━━━ SUPPLIED RECORDS ━━━

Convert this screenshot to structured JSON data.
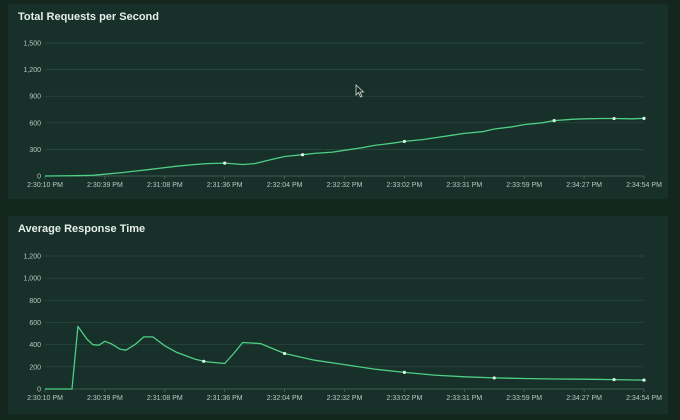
{
  "chart_data": [
    {
      "type": "line",
      "title": "Total Requests per Second",
      "xlabel": "",
      "ylabel": "",
      "ylim": [
        0,
        1500
      ],
      "yticks": [
        0,
        300,
        600,
        900,
        1200,
        1500
      ],
      "ytick_labels": [
        "0",
        "300",
        "600",
        "900",
        "1,200",
        "1,500"
      ],
      "xtick_labels": [
        "2:30:10 PM",
        "2:30:39 PM",
        "2:31:08 PM",
        "2:31:36 PM",
        "2:32:04 PM",
        "2:32:32 PM",
        "2:33:02 PM",
        "2:33:31 PM",
        "2:33:59 PM",
        "2:34:27 PM",
        "2:34:54 PM"
      ],
      "grid": true,
      "color": "#4ecf84",
      "series": [
        {
          "x": [
            0,
            0.05,
            0.08,
            0.1,
            0.13,
            0.15,
            0.17,
            0.2,
            0.22,
            0.25,
            0.27,
            0.3,
            0.33,
            0.35,
            0.38,
            0.4,
            0.43,
            0.45,
            0.48,
            0.5,
            0.53,
            0.55,
            0.58,
            0.6,
            0.63,
            0.65,
            0.68,
            0.7,
            0.73,
            0.75,
            0.78,
            0.8,
            0.83,
            0.85,
            0.88,
            0.9,
            0.93,
            0.95,
            0.98,
            1.0
          ],
          "y": [
            0,
            3,
            8,
            20,
            40,
            55,
            70,
            95,
            110,
            130,
            140,
            145,
            130,
            140,
            190,
            220,
            240,
            255,
            270,
            290,
            320,
            345,
            370,
            390,
            410,
            430,
            460,
            480,
            500,
            530,
            555,
            580,
            600,
            625,
            640,
            645,
            648,
            648,
            645,
            650
          ],
          "markers": [
            0.3,
            0.43,
            0.6,
            0.85,
            0.95,
            1.0
          ]
        }
      ]
    },
    {
      "type": "line",
      "title": "Average Response Time",
      "xlabel": "",
      "ylabel": "",
      "ylim": [
        0,
        1200
      ],
      "yticks": [
        0,
        200,
        400,
        600,
        800,
        1000,
        1200
      ],
      "ytick_labels": [
        "0",
        "200",
        "400",
        "600",
        "800",
        "1,000",
        "1,200"
      ],
      "xtick_labels": [
        "2:30:10 PM",
        "2:30:39 PM",
        "2:31:08 PM",
        "2:31:36 PM",
        "2:32:04 PM",
        "2:32:32 PM",
        "2:33:02 PM",
        "2:33:31 PM",
        "2:33:59 PM",
        "2:34:27 PM",
        "2:34:54 PM"
      ],
      "grid": true,
      "color": "#4ecf84",
      "series": [
        {
          "x": [
            0,
            0.03,
            0.045,
            0.055,
            0.07,
            0.08,
            0.09,
            0.1,
            0.11,
            0.125,
            0.135,
            0.15,
            0.165,
            0.18,
            0.2,
            0.22,
            0.25,
            0.265,
            0.28,
            0.3,
            0.315,
            0.33,
            0.36,
            0.4,
            0.45,
            0.5,
            0.55,
            0.6,
            0.65,
            0.7,
            0.75,
            0.8,
            0.85,
            0.9,
            0.95,
            1.0
          ],
          "y": [
            0,
            0,
            0,
            565,
            450,
            400,
            395,
            430,
            410,
            360,
            350,
            400,
            470,
            470,
            390,
            330,
            270,
            250,
            240,
            230,
            320,
            420,
            410,
            320,
            260,
            220,
            180,
            150,
            125,
            110,
            100,
            95,
            90,
            88,
            85,
            80
          ],
          "markers": [
            0.265,
            0.4,
            0.6,
            0.75,
            0.95,
            1.0
          ]
        }
      ]
    }
  ]
}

━━━

Each record should be quoted exactly, with the images omitted.

§ SOLUTION:
Convert this screenshot to structured JSON data.
{
  "chart_data": [
    {
      "type": "line",
      "title": "Total Requests per Second",
      "xlabel": "",
      "ylabel": "",
      "ylim": [
        0,
        1500
      ],
      "yticks": [
        0,
        300,
        600,
        900,
        1200,
        1500
      ],
      "ytick_labels": [
        "0",
        "300",
        "600",
        "900",
        "1,200",
        "1,500"
      ],
      "xtick_labels": [
        "2:30:10 PM",
        "2:30:39 PM",
        "2:31:08 PM",
        "2:31:36 PM",
        "2:32:04 PM",
        "2:32:32 PM",
        "2:33:02 PM",
        "2:33:31 PM",
        "2:33:59 PM",
        "2:34:27 PM",
        "2:34:54 PM"
      ],
      "grid": true,
      "color": "#4ecf84",
      "series": [
        {
          "x": [
            0,
            0.05,
            0.08,
            0.1,
            0.13,
            0.15,
            0.17,
            0.2,
            0.22,
            0.25,
            0.27,
            0.3,
            0.33,
            0.35,
            0.38,
            0.4,
            0.43,
            0.45,
            0.48,
            0.5,
            0.53,
            0.55,
            0.58,
            0.6,
            0.63,
            0.65,
            0.68,
            0.7,
            0.73,
            0.75,
            0.78,
            0.8,
            0.83,
            0.85,
            0.88,
            0.9,
            0.93,
            0.95,
            0.98,
            1.0
          ],
          "y": [
            0,
            3,
            8,
            20,
            40,
            55,
            70,
            95,
            110,
            130,
            140,
            145,
            130,
            140,
            190,
            220,
            240,
            255,
            270,
            290,
            320,
            345,
            370,
            390,
            410,
            430,
            460,
            480,
            500,
            530,
            555,
            580,
            600,
            625,
            640,
            645,
            648,
            648,
            645,
            650
          ],
          "markers": [
            0.3,
            0.43,
            0.6,
            0.85,
            0.95,
            1.0
          ]
        }
      ]
    },
    {
      "type": "line",
      "title": "Average Response Time",
      "xlabel": "",
      "ylabel": "",
      "ylim": [
        0,
        1200
      ],
      "yticks": [
        0,
        200,
        400,
        600,
        800,
        1000,
        1200
      ],
      "ytick_labels": [
        "0",
        "200",
        "400",
        "600",
        "800",
        "1,000",
        "1,200"
      ],
      "xtick_labels": [
        "2:30:10 PM",
        "2:30:39 PM",
        "2:31:08 PM",
        "2:31:36 PM",
        "2:32:04 PM",
        "2:32:32 PM",
        "2:33:02 PM",
        "2:33:31 PM",
        "2:33:59 PM",
        "2:34:27 PM",
        "2:34:54 PM"
      ],
      "grid": true,
      "color": "#4ecf84",
      "series": [
        {
          "x": [
            0,
            0.03,
            0.045,
            0.055,
            0.07,
            0.08,
            0.09,
            0.1,
            0.11,
            0.125,
            0.135,
            0.15,
            0.165,
            0.18,
            0.2,
            0.22,
            0.25,
            0.265,
            0.28,
            0.3,
            0.315,
            0.33,
            0.36,
            0.4,
            0.45,
            0.5,
            0.55,
            0.6,
            0.65,
            0.7,
            0.75,
            0.8,
            0.85,
            0.9,
            0.95,
            1.0
          ],
          "y": [
            0,
            0,
            0,
            565,
            450,
            400,
            395,
            430,
            410,
            360,
            350,
            400,
            470,
            470,
            390,
            330,
            270,
            250,
            240,
            230,
            320,
            420,
            410,
            320,
            260,
            220,
            180,
            150,
            125,
            110,
            100,
            95,
            90,
            88,
            85,
            80
          ],
          "markers": [
            0.265,
            0.4,
            0.6,
            0.75,
            0.95,
            1.0
          ]
        }
      ]
    }
  ]
}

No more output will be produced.